● Prompt
Select the lines of the records containing the word "args" and list them.

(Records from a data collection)
════

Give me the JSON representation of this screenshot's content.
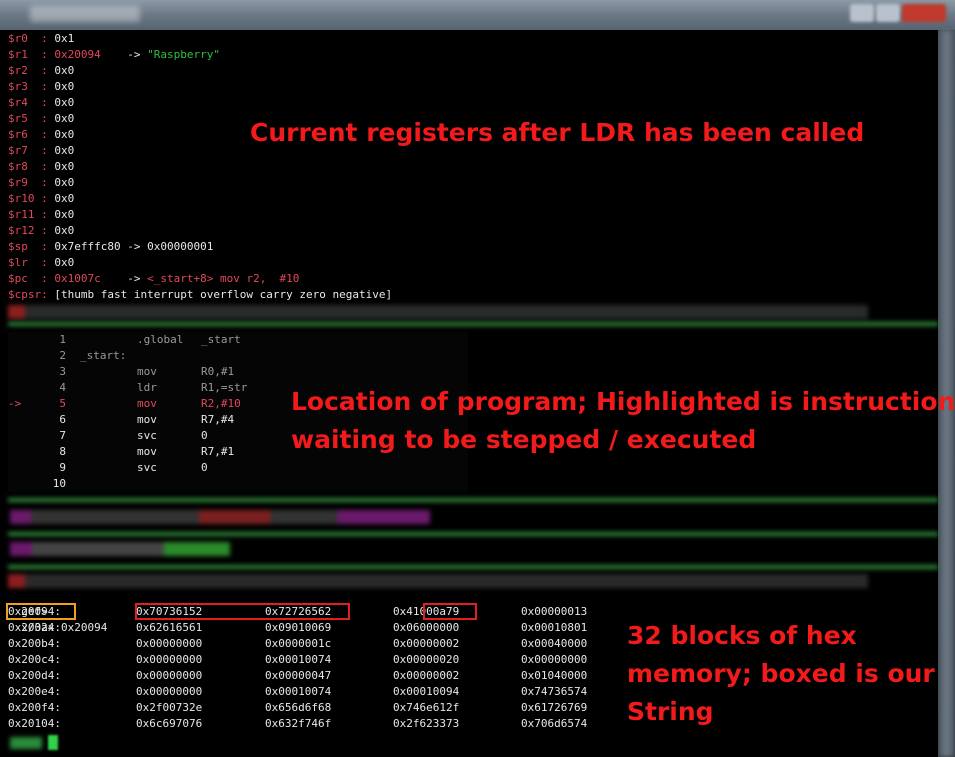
{
  "registers": [
    {
      "name": "$r0  :",
      "value": "0x1",
      "changed": false,
      "arrow": "",
      "target": ""
    },
    {
      "name": "$r1  :",
      "value": "0x20094",
      "changed": true,
      "arrow": "->",
      "target": "\"Raspberry\""
    },
    {
      "name": "$r2  :",
      "value": "0x0",
      "changed": false,
      "arrow": "",
      "target": ""
    },
    {
      "name": "$r3  :",
      "value": "0x0",
      "changed": false,
      "arrow": "",
      "target": ""
    },
    {
      "name": "$r4  :",
      "value": "0x0",
      "changed": false,
      "arrow": "",
      "target": ""
    },
    {
      "name": "$r5  :",
      "value": "0x0",
      "changed": false,
      "arrow": "",
      "target": ""
    },
    {
      "name": "$r6  :",
      "value": "0x0",
      "changed": false,
      "arrow": "",
      "target": ""
    },
    {
      "name": "$r7  :",
      "value": "0x0",
      "changed": false,
      "arrow": "",
      "target": ""
    },
    {
      "name": "$r8  :",
      "value": "0x0",
      "changed": false,
      "arrow": "",
      "target": ""
    },
    {
      "name": "$r9  :",
      "value": "0x0",
      "changed": false,
      "arrow": "",
      "target": ""
    },
    {
      "name": "$r10 :",
      "value": "0x0",
      "changed": false,
      "arrow": "",
      "target": ""
    },
    {
      "name": "$r11 :",
      "value": "0x0",
      "changed": false,
      "arrow": "",
      "target": ""
    },
    {
      "name": "$r12 :",
      "value": "0x0",
      "changed": false,
      "arrow": "",
      "target": ""
    },
    {
      "name": "$sp  :",
      "value": "0x7efffc80",
      "changed": false,
      "arrow": "->",
      "target": "0x00000001"
    },
    {
      "name": "$lr  :",
      "value": "0x0",
      "changed": false,
      "arrow": "",
      "target": ""
    },
    {
      "name": "$pc  :",
      "value": "0x1007c",
      "changed": true,
      "arrow": "->",
      "target": "<_start+8> mov r2,  #10"
    },
    {
      "name": "$cpsr:",
      "value": "[thumb fast interrupt overflow carry zero negative]",
      "changed": false,
      "arrow": "",
      "target": ""
    }
  ],
  "source": [
    {
      "marker": "",
      "num": "1",
      "label": "",
      "op": ".global",
      "args": "_start",
      "current": false,
      "dim": true
    },
    {
      "marker": "",
      "num": "2",
      "label": "_start:",
      "op": "",
      "args": "",
      "current": false,
      "dim": true
    },
    {
      "marker": "",
      "num": "3",
      "label": "",
      "op": "mov",
      "args": "R0,#1",
      "current": false,
      "dim": true
    },
    {
      "marker": "",
      "num": "4",
      "label": "",
      "op": "ldr",
      "args": "R1,=str",
      "current": false,
      "dim": true
    },
    {
      "marker": "->",
      "num": "5",
      "label": "",
      "op": "mov",
      "args": "R2,#10",
      "current": true,
      "dim": false
    },
    {
      "marker": "",
      "num": "6",
      "label": "",
      "op": "mov",
      "args": "R7,#4",
      "current": false,
      "dim": false
    },
    {
      "marker": "",
      "num": "7",
      "label": "",
      "op": "svc",
      "args": "0",
      "current": false,
      "dim": false
    },
    {
      "marker": "",
      "num": "8",
      "label": "",
      "op": "mov",
      "args": "R7,#1",
      "current": false,
      "dim": false
    },
    {
      "marker": "",
      "num": "9",
      "label": "",
      "op": "svc",
      "args": "0",
      "current": false,
      "dim": false
    },
    {
      "marker": "",
      "num": "10",
      "label": "",
      "op": "",
      "args": "",
      "current": false,
      "dim": false
    }
  ],
  "command": {
    "prompt": "gef>",
    "text": "x/32x 0x20094"
  },
  "memory": [
    {
      "addr": "0x20094:",
      "words": [
        "0x70736152",
        "0x72726562",
        "0x41000a79",
        "0x00000013"
      ]
    },
    {
      "addr": "0x200a4:",
      "words": [
        "0x62616561",
        "0x09010069",
        "0x06000000",
        "0x00010801"
      ]
    },
    {
      "addr": "0x200b4:",
      "words": [
        "0x00000000",
        "0x0000001c",
        "0x00000002",
        "0x00040000"
      ]
    },
    {
      "addr": "0x200c4:",
      "words": [
        "0x00000000",
        "0x00010074",
        "0x00000020",
        "0x00000000"
      ]
    },
    {
      "addr": "0x200d4:",
      "words": [
        "0x00000000",
        "0x00000047",
        "0x00000002",
        "0x01040000"
      ]
    },
    {
      "addr": "0x200e4:",
      "words": [
        "0x00000000",
        "0x00010074",
        "0x00010094",
        "0x74736574"
      ]
    },
    {
      "addr": "0x200f4:",
      "words": [
        "0x2f00732e",
        "0x656d6f68",
        "0x746e612f",
        "0x61726769"
      ]
    },
    {
      "addr": "0x20104:",
      "words": [
        "0x6c697076",
        "0x632f746f",
        "0x2f623373",
        "0x706d6574"
      ]
    }
  ],
  "annotations": {
    "registers": "Current registers after LDR has been called",
    "program_line1": "Location of program; Highlighted is instruction",
    "program_line2": "waiting to be stepped / executed",
    "memory_line1": "32 blocks of hex",
    "memory_line2": "memory; boxed is our",
    "memory_line3": "String"
  },
  "colors": {
    "annotation": "#f21a1a",
    "reg_name": "#e0495a",
    "string": "#2fbf3f",
    "addr_box": "#f0a020",
    "word_box": "#e02020"
  }
}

════

● Result for this task
      "args": "_start",
      "args": "",
      "args": "R0,#1",
      "args": "R1,=str",
      "args": "R2,#10",
      "args": "R7,#4",
      "args": "0",
      "args": "R7,#1",
      "args": "0",
      "args": "",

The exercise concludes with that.